▶ _WORK TO BE COMPLETED_
Format the records as a numbered list with one line per item, leaving out any blank lines.

▶ _RECORDS PROVIDED_
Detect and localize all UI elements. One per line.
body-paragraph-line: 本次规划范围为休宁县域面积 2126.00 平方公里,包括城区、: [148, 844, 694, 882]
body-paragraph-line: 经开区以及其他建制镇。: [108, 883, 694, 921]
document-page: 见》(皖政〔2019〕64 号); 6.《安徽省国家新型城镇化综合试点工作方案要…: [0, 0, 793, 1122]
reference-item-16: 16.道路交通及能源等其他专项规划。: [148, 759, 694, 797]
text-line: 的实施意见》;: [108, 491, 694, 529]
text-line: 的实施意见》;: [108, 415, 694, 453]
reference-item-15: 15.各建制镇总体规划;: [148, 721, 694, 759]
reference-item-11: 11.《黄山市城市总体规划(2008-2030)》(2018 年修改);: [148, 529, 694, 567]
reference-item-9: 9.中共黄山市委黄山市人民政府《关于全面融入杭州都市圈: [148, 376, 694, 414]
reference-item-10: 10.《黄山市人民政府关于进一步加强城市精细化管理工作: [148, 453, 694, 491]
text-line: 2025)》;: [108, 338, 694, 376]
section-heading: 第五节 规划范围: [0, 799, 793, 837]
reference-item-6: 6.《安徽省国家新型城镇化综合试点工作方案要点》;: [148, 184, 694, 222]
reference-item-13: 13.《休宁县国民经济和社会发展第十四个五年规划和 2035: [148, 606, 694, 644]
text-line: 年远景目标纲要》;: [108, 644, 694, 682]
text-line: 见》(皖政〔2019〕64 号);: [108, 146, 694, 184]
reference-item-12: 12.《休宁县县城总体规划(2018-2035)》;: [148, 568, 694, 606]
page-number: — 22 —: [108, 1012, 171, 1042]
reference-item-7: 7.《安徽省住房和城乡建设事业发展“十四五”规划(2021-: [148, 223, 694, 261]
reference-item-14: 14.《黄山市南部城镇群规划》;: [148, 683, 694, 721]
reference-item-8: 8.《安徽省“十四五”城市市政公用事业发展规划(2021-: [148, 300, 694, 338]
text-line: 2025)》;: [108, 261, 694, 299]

▶ _SOLUTION TO THE EXERCISE_
1. Detect and localize all UI elements. One per line.
2. body-paragraph-line: 本次规划范围为休宁县域面积 2126.00 平方公里,包括城区、: [148, 844, 694, 882]
3. body-paragraph-line: 经开区以及其他建制镇。: [108, 883, 694, 921]
4. document-page: 见》(皖政〔2019〕64 号); 6.《安徽省国家新型城镇化综合试点工作方案要…: [0, 0, 793, 1122]
5. reference-item-16: 16.道路交通及能源等其他专项规划。: [148, 759, 694, 797]
6. text-line: 的实施意见》;: [108, 491, 694, 529]
7. text-line: 的实施意见》;: [108, 415, 694, 453]
8. reference-item-15: 15.各建制镇总体规划;: [148, 721, 694, 759]
9. reference-item-11: 11.《黄山市城市总体规划(2008-2030)》(2018 年修改);: [148, 529, 694, 567]
10. reference-item-9: 9.中共黄山市委黄山市人民政府《关于全面融入杭州都市圈: [148, 376, 694, 414]
11. reference-item-10: 10.《黄山市人民政府关于进一步加强城市精细化管理工作: [148, 453, 694, 491]
12. text-line: 2025)》;: [108, 338, 694, 376]
13. section-heading: 第五节 规划范围: [0, 799, 793, 837]
14. reference-item-6: 6.《安徽省国家新型城镇化综合试点工作方案要点》;: [148, 184, 694, 222]
15. reference-item-13: 13.《休宁县国民经济和社会发展第十四个五年规划和 2035: [148, 606, 694, 644]
16. text-line: 年远景目标纲要》;: [108, 644, 694, 682]
17. text-line: 见》(皖政〔2019〕64 号);: [108, 146, 694, 184]
18. reference-item-12: 12.《休宁县县城总体规划(2018-2035)》;: [148, 568, 694, 606]
19. page-number: — 22 —: [108, 1012, 171, 1042]
20. reference-item-7: 7.《安徽省住房和城乡建设事业发展“十四五”规划(2021-: [148, 223, 694, 261]
21. reference-item-14: 14.《黄山市南部城镇群规划》;: [148, 683, 694, 721]
22. reference-item-8: 8.《安徽省“十四五”城市市政公用事业发展规划(2021-: [148, 300, 694, 338]
23. text-line: 2025)》;: [108, 261, 694, 299]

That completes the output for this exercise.